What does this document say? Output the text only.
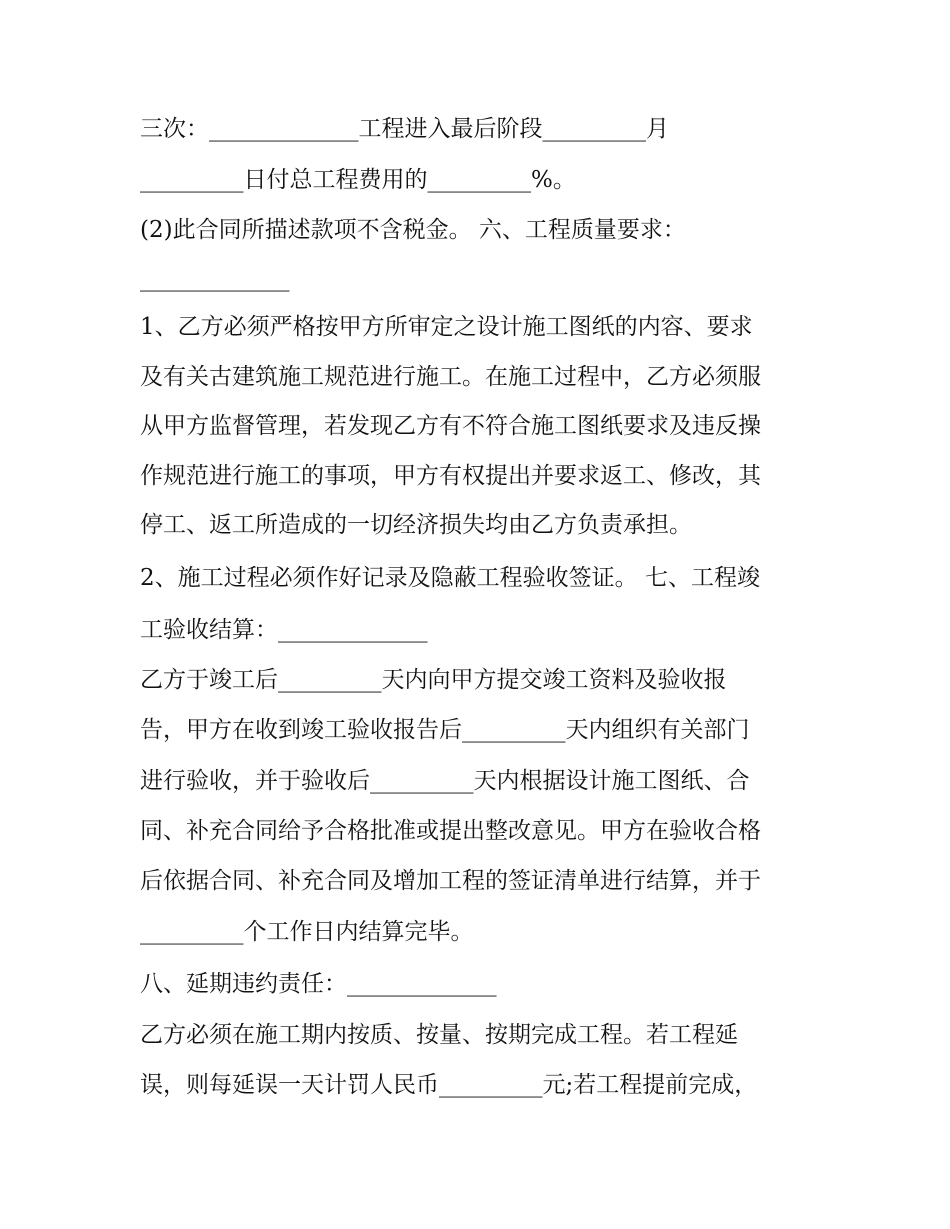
三次：_____________工程进入最后阶段_________月
_________日付总工程费用的_________%。
(2)此合同所描述款项不含税金。 六、工程质量要求：
_____________
1、乙方必须严格按甲方所审定之设计施工图纸的内容、要求
及有关古建筑施工规范进行施工。在施工过程中，乙方必须服
从甲方监督管理，若发现乙方有不符合施工图纸要求及违反操
作规范进行施工的事项，甲方有权提出并要求返工、修改，其
停工、返工所造成的一切经济损失均由乙方负责承担。
2、施工过程必须作好记录及隐蔽工程验收签证。 七、工程竣
工验收结算：_____________
乙方于竣工后_________天内向甲方提交竣工资料及验收报
告，甲方在收到竣工验收报告后_________天内组织有关部门
进行验收，并于验收后_________天内根据设计施工图纸、合
同、补充合同给予合格批准或提出整改意见。甲方在验收合格
后依据合同、补充合同及增加工程的签证清单进行结算，并于
_________个工作日内结算完毕。
八、延期违约责任：_____________
乙方必须在施工期内按质、按量、按期完成工程。若工程延
误，则每延误一天计罚人民币_________元;若工程提前完成，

════════

_Work required_: Without the pictures, reproduce every line of the records above exactly.

_Answer_:
What does this document say? Output the text only.
三次：_____________工程进入最后阶段_________月
_________日付总工程费用的_________%。
(2)此合同所描述款项不含税金。 六、工程质量要求：
_____________
1、乙方必须严格按甲方所审定之设计施工图纸的内容、要求
及有关古建筑施工规范进行施工。在施工过程中，乙方必须服
从甲方监督管理，若发现乙方有不符合施工图纸要求及违反操
作规范进行施工的事项，甲方有权提出并要求返工、修改，其
停工、返工所造成的一切经济损失均由乙方负责承担。
2、施工过程必须作好记录及隐蔽工程验收签证。 七、工程竣
工验收结算：_____________
乙方于竣工后_________天内向甲方提交竣工资料及验收报
告，甲方在收到竣工验收报告后_________天内组织有关部门
进行验收，并于验收后_________天内根据设计施工图纸、合
同、补充合同给予合格批准或提出整改意见。甲方在验收合格
后依据合同、补充合同及增加工程的签证清单进行结算，并于
_________个工作日内结算完毕。
八、延期违约责任：_____________
乙方必须在施工期内按质、按量、按期完成工程。若工程延
误，则每延误一天计罚人民币_________元;若工程提前完成，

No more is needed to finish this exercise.